◆ **To do**: Output every line below without omitting or altering anything.

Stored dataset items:
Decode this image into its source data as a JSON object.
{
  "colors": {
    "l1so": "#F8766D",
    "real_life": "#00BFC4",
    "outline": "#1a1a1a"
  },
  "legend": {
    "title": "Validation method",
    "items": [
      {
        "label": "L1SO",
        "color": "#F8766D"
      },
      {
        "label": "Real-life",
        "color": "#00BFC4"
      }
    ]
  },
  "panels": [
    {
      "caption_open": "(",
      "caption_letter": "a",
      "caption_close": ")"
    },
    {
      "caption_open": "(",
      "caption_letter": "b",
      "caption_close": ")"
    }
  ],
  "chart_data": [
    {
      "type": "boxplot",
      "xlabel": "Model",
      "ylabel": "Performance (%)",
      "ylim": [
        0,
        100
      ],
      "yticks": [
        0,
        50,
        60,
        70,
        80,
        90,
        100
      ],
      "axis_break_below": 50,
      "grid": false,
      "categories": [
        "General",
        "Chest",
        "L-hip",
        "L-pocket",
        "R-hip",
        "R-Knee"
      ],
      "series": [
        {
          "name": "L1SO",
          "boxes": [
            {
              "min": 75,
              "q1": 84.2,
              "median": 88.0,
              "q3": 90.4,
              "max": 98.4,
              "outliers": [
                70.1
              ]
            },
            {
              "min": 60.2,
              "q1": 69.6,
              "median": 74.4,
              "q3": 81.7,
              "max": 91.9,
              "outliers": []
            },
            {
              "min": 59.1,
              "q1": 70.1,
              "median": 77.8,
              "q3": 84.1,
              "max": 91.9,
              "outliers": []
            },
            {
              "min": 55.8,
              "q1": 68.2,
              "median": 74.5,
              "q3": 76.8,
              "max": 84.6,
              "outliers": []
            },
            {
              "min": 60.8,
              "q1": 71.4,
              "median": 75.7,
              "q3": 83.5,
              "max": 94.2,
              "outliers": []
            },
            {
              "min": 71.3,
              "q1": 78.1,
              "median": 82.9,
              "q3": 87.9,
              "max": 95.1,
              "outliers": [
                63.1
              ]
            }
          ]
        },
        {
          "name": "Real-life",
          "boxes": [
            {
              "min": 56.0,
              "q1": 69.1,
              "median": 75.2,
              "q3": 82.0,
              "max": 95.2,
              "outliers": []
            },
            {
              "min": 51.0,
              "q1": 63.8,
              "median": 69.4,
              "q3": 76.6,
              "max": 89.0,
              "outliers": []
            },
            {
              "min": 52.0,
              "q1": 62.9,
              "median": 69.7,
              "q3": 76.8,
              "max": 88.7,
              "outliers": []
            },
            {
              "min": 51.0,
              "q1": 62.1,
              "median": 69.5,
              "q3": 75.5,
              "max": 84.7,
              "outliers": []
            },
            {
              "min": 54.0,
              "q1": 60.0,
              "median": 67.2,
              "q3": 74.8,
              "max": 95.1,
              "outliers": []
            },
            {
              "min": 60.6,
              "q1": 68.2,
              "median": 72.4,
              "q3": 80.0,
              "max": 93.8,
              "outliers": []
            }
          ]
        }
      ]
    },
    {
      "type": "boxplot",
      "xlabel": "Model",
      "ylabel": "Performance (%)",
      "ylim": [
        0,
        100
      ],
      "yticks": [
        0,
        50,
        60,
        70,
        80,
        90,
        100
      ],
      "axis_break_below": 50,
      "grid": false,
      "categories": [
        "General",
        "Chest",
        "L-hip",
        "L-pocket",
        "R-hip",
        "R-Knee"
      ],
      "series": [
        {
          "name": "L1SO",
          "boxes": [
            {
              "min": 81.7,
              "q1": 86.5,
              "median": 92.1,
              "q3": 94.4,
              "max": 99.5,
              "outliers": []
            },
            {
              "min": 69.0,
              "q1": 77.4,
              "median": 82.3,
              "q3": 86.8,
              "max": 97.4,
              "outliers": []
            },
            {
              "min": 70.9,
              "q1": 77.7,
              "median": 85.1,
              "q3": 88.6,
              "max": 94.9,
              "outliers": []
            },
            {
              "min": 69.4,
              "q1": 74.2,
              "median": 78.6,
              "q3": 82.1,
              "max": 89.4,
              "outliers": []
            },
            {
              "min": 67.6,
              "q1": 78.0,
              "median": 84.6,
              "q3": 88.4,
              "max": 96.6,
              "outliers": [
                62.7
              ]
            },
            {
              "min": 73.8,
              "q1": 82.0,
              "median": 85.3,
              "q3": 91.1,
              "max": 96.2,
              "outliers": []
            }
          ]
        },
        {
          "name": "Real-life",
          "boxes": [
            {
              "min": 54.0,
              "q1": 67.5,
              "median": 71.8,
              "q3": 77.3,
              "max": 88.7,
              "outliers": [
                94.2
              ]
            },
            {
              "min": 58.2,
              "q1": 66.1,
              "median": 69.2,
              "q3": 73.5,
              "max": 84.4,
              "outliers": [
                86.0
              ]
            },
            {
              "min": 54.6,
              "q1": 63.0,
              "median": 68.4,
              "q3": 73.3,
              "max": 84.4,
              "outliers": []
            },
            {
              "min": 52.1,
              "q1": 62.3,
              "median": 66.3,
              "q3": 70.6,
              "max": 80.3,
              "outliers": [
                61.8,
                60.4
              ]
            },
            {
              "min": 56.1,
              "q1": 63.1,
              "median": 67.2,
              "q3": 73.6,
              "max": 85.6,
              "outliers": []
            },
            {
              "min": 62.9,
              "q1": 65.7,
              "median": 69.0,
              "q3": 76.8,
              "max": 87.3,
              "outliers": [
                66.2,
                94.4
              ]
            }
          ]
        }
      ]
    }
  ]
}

◆ **The response**:
Decode this image into its source data as a JSON object.
{
  "colors": {
    "l1so": "#F8766D",
    "real_life": "#00BFC4",
    "outline": "#1a1a1a"
  },
  "legend": {
    "title": "Validation method",
    "items": [
      {
        "label": "L1SO",
        "color": "#F8766D"
      },
      {
        "label": "Real-life",
        "color": "#00BFC4"
      }
    ]
  },
  "panels": [
    {
      "caption_open": "(",
      "caption_letter": "a",
      "caption_close": ")"
    },
    {
      "caption_open": "(",
      "caption_letter": "b",
      "caption_close": ")"
    }
  ],
  "chart_data": [
    {
      "type": "boxplot",
      "xlabel": "Model",
      "ylabel": "Performance (%)",
      "ylim": [
        0,
        100
      ],
      "yticks": [
        0,
        50,
        60,
        70,
        80,
        90,
        100
      ],
      "axis_break_below": 50,
      "grid": false,
      "categories": [
        "General",
        "Chest",
        "L-hip",
        "L-pocket",
        "R-hip",
        "R-Knee"
      ],
      "series": [
        {
          "name": "L1SO",
          "boxes": [
            {
              "min": 75,
              "q1": 84.2,
              "median": 88.0,
              "q3": 90.4,
              "max": 98.4,
              "outliers": [
                70.1
              ]
            },
            {
              "min": 60.2,
              "q1": 69.6,
              "median": 74.4,
              "q3": 81.7,
              "max": 91.9,
              "outliers": []
            },
            {
              "min": 59.1,
              "q1": 70.1,
              "median": 77.8,
              "q3": 84.1,
              "max": 91.9,
              "outliers": []
            },
            {
              "min": 55.8,
              "q1": 68.2,
              "median": 74.5,
              "q3": 76.8,
              "max": 84.6,
              "outliers": []
            },
            {
              "min": 60.8,
              "q1": 71.4,
              "median": 75.7,
              "q3": 83.5,
              "max": 94.2,
              "outliers": []
            },
            {
              "min": 71.3,
              "q1": 78.1,
              "median": 82.9,
              "q3": 87.9,
              "max": 95.1,
              "outliers": [
                63.1
              ]
            }
          ]
        },
        {
          "name": "Real-life",
          "boxes": [
            {
              "min": 56.0,
              "q1": 69.1,
              "median": 75.2,
              "q3": 82.0,
              "max": 95.2,
              "outliers": []
            },
            {
              "min": 51.0,
              "q1": 63.8,
              "median": 69.4,
              "q3": 76.6,
              "max": 89.0,
              "outliers": []
            },
            {
              "min": 52.0,
              "q1": 62.9,
              "median": 69.7,
              "q3": 76.8,
              "max": 88.7,
              "outliers": []
            },
            {
              "min": 51.0,
              "q1": 62.1,
              "median": 69.5,
              "q3": 75.5,
              "max": 84.7,
              "outliers": []
            },
            {
              "min": 54.0,
              "q1": 60.0,
              "median": 67.2,
              "q3": 74.8,
              "max": 95.1,
              "outliers": []
            },
            {
              "min": 60.6,
              "q1": 68.2,
              "median": 72.4,
              "q3": 80.0,
              "max": 93.8,
              "outliers": []
            }
          ]
        }
      ]
    },
    {
      "type": "boxplot",
      "xlabel": "Model",
      "ylabel": "Performance (%)",
      "ylim": [
        0,
        100
      ],
      "yticks": [
        0,
        50,
        60,
        70,
        80,
        90,
        100
      ],
      "axis_break_below": 50,
      "grid": false,
      "categories": [
        "General",
        "Chest",
        "L-hip",
        "L-pocket",
        "R-hip",
        "R-Knee"
      ],
      "series": [
        {
          "name": "L1SO",
          "boxes": [
            {
              "min": 81.7,
              "q1": 86.5,
              "median": 92.1,
              "q3": 94.4,
              "max": 99.5,
              "outliers": []
            },
            {
              "min": 69.0,
              "q1": 77.4,
              "median": 82.3,
              "q3": 86.8,
              "max": 97.4,
              "outliers": []
            },
            {
              "min": 70.9,
              "q1": 77.7,
              "median": 85.1,
              "q3": 88.6,
              "max": 94.9,
              "outliers": []
            },
            {
              "min": 69.4,
              "q1": 74.2,
              "median": 78.6,
              "q3": 82.1,
              "max": 89.4,
              "outliers": []
            },
            {
              "min": 67.6,
              "q1": 78.0,
              "median": 84.6,
              "q3": 88.4,
              "max": 96.6,
              "outliers": [
                62.7
              ]
            },
            {
              "min": 73.8,
              "q1": 82.0,
              "median": 85.3,
              "q3": 91.1,
              "max": 96.2,
              "outliers": []
            }
          ]
        },
        {
          "name": "Real-life",
          "boxes": [
            {
              "min": 54.0,
              "q1": 67.5,
              "median": 71.8,
              "q3": 77.3,
              "max": 88.7,
              "outliers": [
                94.2
              ]
            },
            {
              "min": 58.2,
              "q1": 66.1,
              "median": 69.2,
              "q3": 73.5,
              "max": 84.4,
              "outliers": [
                86.0
              ]
            },
            {
              "min": 54.6,
              "q1": 63.0,
              "median": 68.4,
              "q3": 73.3,
              "max": 84.4,
              "outliers": []
            },
            {
              "min": 52.1,
              "q1": 62.3,
              "median": 66.3,
              "q3": 70.6,
              "max": 80.3,
              "outliers": [
                61.8,
                60.4
              ]
            },
            {
              "min": 56.1,
              "q1": 63.1,
              "median": 67.2,
              "q3": 73.6,
              "max": 85.6,
              "outliers": []
            },
            {
              "min": 62.9,
              "q1": 65.7,
              "median": 69.0,
              "q3": 76.8,
              "max": 87.3,
              "outliers": [
                66.2,
                94.4
              ]
            }
          ]
        }
      ]
    }
  ]
}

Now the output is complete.